>> Begin

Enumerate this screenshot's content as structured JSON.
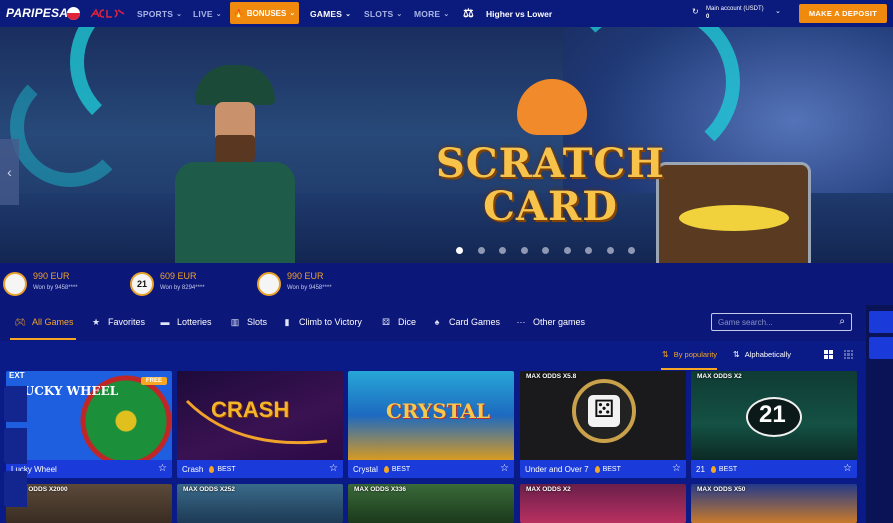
{
  "header": {
    "logo": "PARIPESA",
    "brandmark": "AC",
    "nav": [
      {
        "label": "SPORTS"
      },
      {
        "label": "LIVE"
      },
      {
        "label": "BONUSES"
      },
      {
        "label": "GAMES"
      },
      {
        "label": "SLOTS"
      },
      {
        "label": "MORE"
      }
    ],
    "promo_game": "Higher vs Lower",
    "account_label": "Main account (USDT)",
    "account_balance": "0",
    "deposit_label": "MAKE A DEPOSIT",
    "accent_color": "#f08a0e"
  },
  "hero": {
    "title_line1": "SCRATCH",
    "title_line2": "CARD",
    "slide_count": 9,
    "active_slide": 0
  },
  "winners": [
    {
      "amount": "990 EUR",
      "who": "Won by 9458****",
      "chip": ""
    },
    {
      "amount": "609 EUR",
      "who": "Won by 8294****",
      "chip": "21"
    },
    {
      "amount": "990 EUR",
      "who": "Won by 9458****",
      "chip": ""
    }
  ],
  "categories": [
    {
      "label": "All Games",
      "icon": "gamepad-icon"
    },
    {
      "label": "Favorites",
      "icon": "star-icon"
    },
    {
      "label": "Lotteries",
      "icon": "ticket-icon"
    },
    {
      "label": "Slots",
      "icon": "slot-reels-icon"
    },
    {
      "label": "Climb to Victory",
      "icon": "chart-up-icon"
    },
    {
      "label": "Dice",
      "icon": "dice-icon"
    },
    {
      "label": "Card Games",
      "icon": "spade-icon"
    },
    {
      "label": "Other games",
      "icon": "dots-icon"
    }
  ],
  "search": {
    "placeholder": "Game search..."
  },
  "sort": {
    "popularity": "By popularity",
    "alphabetical": "Alphabetically"
  },
  "games_row1": [
    {
      "name": "Lucky Wheel",
      "badge": "",
      "tag": "",
      "new": "FREE",
      "art": "LUCKY WHEEL"
    },
    {
      "name": "Crash",
      "badge": "",
      "tag": "BEST",
      "new": "",
      "art": "CRASH"
    },
    {
      "name": "Crystal",
      "badge": "",
      "tag": "BEST",
      "new": "",
      "art": "CRYSTAL"
    },
    {
      "name": "Under and Over 7",
      "badge": "MAX ODDS X5.8",
      "tag": "BEST",
      "new": "",
      "art": ""
    },
    {
      "name": "21",
      "badge": "MAX ODDS X2",
      "tag": "BEST",
      "new": "",
      "art": "21"
    }
  ],
  "games_row2": [
    {
      "badge": "MAX ODDS X2000"
    },
    {
      "badge": "MAX ODDS X252"
    },
    {
      "badge": "MAX ODDS X336"
    },
    {
      "badge": "MAX ODDS X2"
    },
    {
      "badge": "MAX ODDS X50"
    }
  ],
  "right_rail": {
    "label": "EXT"
  }
}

>> End

Exercise description ::
Your task is an exact transcription of all the data, minus the pictures.

Answer to this task ::
Enumerate this screenshot's content as structured JSON.
{
  "header": {
    "logo": "PARIPESA",
    "brandmark": "AC",
    "nav": [
      {
        "label": "SPORTS"
      },
      {
        "label": "LIVE"
      },
      {
        "label": "BONUSES"
      },
      {
        "label": "GAMES"
      },
      {
        "label": "SLOTS"
      },
      {
        "label": "MORE"
      }
    ],
    "promo_game": "Higher vs Lower",
    "account_label": "Main account (USDT)",
    "account_balance": "0",
    "deposit_label": "MAKE A DEPOSIT",
    "accent_color": "#f08a0e"
  },
  "hero": {
    "title_line1": "SCRATCH",
    "title_line2": "CARD",
    "slide_count": 9,
    "active_slide": 0
  },
  "winners": [
    {
      "amount": "990 EUR",
      "who": "Won by 9458****",
      "chip": ""
    },
    {
      "amount": "609 EUR",
      "who": "Won by 8294****",
      "chip": "21"
    },
    {
      "amount": "990 EUR",
      "who": "Won by 9458****",
      "chip": ""
    }
  ],
  "categories": [
    {
      "label": "All Games",
      "icon": "gamepad-icon"
    },
    {
      "label": "Favorites",
      "icon": "star-icon"
    },
    {
      "label": "Lotteries",
      "icon": "ticket-icon"
    },
    {
      "label": "Slots",
      "icon": "slot-reels-icon"
    },
    {
      "label": "Climb to Victory",
      "icon": "chart-up-icon"
    },
    {
      "label": "Dice",
      "icon": "dice-icon"
    },
    {
      "label": "Card Games",
      "icon": "spade-icon"
    },
    {
      "label": "Other games",
      "icon": "dots-icon"
    }
  ],
  "search": {
    "placeholder": "Game search..."
  },
  "sort": {
    "popularity": "By popularity",
    "alphabetical": "Alphabetically"
  },
  "games_row1": [
    {
      "name": "Lucky Wheel",
      "badge": "",
      "tag": "",
      "new": "FREE",
      "art": "LUCKY WHEEL"
    },
    {
      "name": "Crash",
      "badge": "",
      "tag": "BEST",
      "new": "",
      "art": "CRASH"
    },
    {
      "name": "Crystal",
      "badge": "",
      "tag": "BEST",
      "new": "",
      "art": "CRYSTAL"
    },
    {
      "name": "Under and Over 7",
      "badge": "MAX ODDS X5.8",
      "tag": "BEST",
      "new": "",
      "art": ""
    },
    {
      "name": "21",
      "badge": "MAX ODDS X2",
      "tag": "BEST",
      "new": "",
      "art": "21"
    }
  ],
  "games_row2": [
    {
      "badge": "MAX ODDS X2000"
    },
    {
      "badge": "MAX ODDS X252"
    },
    {
      "badge": "MAX ODDS X336"
    },
    {
      "badge": "MAX ODDS X2"
    },
    {
      "badge": "MAX ODDS X50"
    }
  ],
  "right_rail": {
    "label": "EXT"
  }
}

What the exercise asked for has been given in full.